→ Metti in pratica
1. Secondo il testo sulle microespressioni facciali, quali sono le sette emozioni primarie che gli studi di Paul Ekman permettono di riconoscere sul volto?
2. Trascrivi dal testo sulle microespressioni facciali il passo che comincia con le parole "Ad uncorso sulle" e si chiude dopo le parole "del nostro interlocutore.".

→ Testo di studio

Quando parliamo di emozioni e della loro espressione, tra le varie modalità di comunicazione non verbale come i gesti, la postura, la prossemica, quali il sistema vocale, i gesti, la postura la prossemica quella che ci permette di esprimere con maggiore chiarezza le emozioni provate è la comunicazione che avviene attraverso il linguaggio del volto. Il volto è la regione principale per attirare l’attenzione e l’interesse degli interlocutori ed è il sistema privilegiato di comunicazione e di trasmissione dei significati. Le microespressioni facciali in particolare,  sono la più incontrollabile tra le fonti che, nel viso, possono far trasparire le emozioni realmente provate. Le microespressioni facciali ci danno un’indicazione molto chiara dell’emozione che viene provata anche se spesso sono difficili da individuare a causa della loro estrema rapidità. Fino ad ora gli studi di Paul Ekman sulle microespressioni facciali hanno condotto alla possibilità di riconoscere sul volto di una persona le sette emozioni primarie: felicità, tristezza, rabbia, disprezzo, disgusto, paura, sorpresa.

Ad uncorso sulle Microespressioni facciali è possibile, tramite anche la conoscenza del F.A.C.S (Facial Action Coding System), imparare a riconoscere e decodificare i riversi tipi di emozioni quando compaiono sul volto del nostro interlocutore.

Ma se il volto è così espressivo e quindi lascia trapelare ogni emozioni che proviamo, è possibile cercare e riuscire soprattutto a dissimulare un’emozione? Non tutti i muscoli che controllano le espressioni emotive sono facili da controllare. Alcuni movimenti sono più attendibili di altri, impossibili perciò da usare per produrre false espressioni in quanto non accessibili al controllo volontario.  Ci sono inoltre attività muscolari che pochissimi sono capaci di eseguire deliberatamente. Ci sono tuttavia dei modi per occultare un’espressione senza riuscire ad inibirla. Ad esempio, si possono contrarre i muscoli antagonisti per controllare l’espressione vera: un sorriso di piacere, per esempio, può essere attenuato stringendo le labbra e sollevando il muscolo del mento.
Poiché l’uso dei muscoli antagonisti può di per sé costituire un indizio di falsità, poiché darebbe vita a un’immagine innaturale, il modo migliore di occultare un’emozione potrebbe essere quello inibire totalmente il movimento dei muscoli, ma ciò può risultare di difficile attuazione se si tratta di muscoli non accessibili al controllo volontario.

Dati di analisi del layout di pagina

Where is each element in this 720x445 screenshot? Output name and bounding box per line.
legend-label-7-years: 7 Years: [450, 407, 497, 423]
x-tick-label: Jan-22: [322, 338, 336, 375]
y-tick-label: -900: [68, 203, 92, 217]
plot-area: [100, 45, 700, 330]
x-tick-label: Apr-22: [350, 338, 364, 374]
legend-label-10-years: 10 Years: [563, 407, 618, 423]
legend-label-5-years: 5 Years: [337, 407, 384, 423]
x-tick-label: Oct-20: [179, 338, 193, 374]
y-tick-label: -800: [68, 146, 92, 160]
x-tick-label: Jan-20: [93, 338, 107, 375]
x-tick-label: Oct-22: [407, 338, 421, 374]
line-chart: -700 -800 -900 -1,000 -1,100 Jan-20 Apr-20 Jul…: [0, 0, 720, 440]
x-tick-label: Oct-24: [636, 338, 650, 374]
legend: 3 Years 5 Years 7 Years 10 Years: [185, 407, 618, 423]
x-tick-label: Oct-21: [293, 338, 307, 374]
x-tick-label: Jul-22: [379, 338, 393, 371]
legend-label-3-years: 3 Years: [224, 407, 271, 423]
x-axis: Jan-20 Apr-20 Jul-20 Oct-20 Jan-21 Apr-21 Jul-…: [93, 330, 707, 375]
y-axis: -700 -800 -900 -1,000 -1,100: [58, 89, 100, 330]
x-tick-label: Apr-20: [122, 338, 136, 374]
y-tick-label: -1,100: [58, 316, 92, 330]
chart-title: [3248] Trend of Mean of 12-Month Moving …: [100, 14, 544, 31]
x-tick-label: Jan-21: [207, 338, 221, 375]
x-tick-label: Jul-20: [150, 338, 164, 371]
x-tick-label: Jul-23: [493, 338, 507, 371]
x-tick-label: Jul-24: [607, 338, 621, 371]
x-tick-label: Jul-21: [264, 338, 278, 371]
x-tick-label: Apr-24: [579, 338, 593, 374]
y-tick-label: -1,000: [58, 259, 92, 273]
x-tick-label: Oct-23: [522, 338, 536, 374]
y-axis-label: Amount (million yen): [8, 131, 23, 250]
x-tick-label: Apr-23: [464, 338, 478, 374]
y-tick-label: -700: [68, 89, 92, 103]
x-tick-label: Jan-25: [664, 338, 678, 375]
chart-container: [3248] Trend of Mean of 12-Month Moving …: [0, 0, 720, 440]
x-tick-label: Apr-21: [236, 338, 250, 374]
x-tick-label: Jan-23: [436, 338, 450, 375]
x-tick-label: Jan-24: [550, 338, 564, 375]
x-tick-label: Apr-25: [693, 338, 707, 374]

→ Le tue risposte
1. Felicità, tristezza, rabbia, disprezzo, disgusto, paura e sorpresa.

2.
Ad uncorso sulle Microespressioni facciali è possibile, tramite anche la conoscenza del F.A.C.S (Facial Action Coding System), imparare a riconoscere e decodificare i riversi tipi di emozioni quando compaiono sul volto del nostro interlocutore.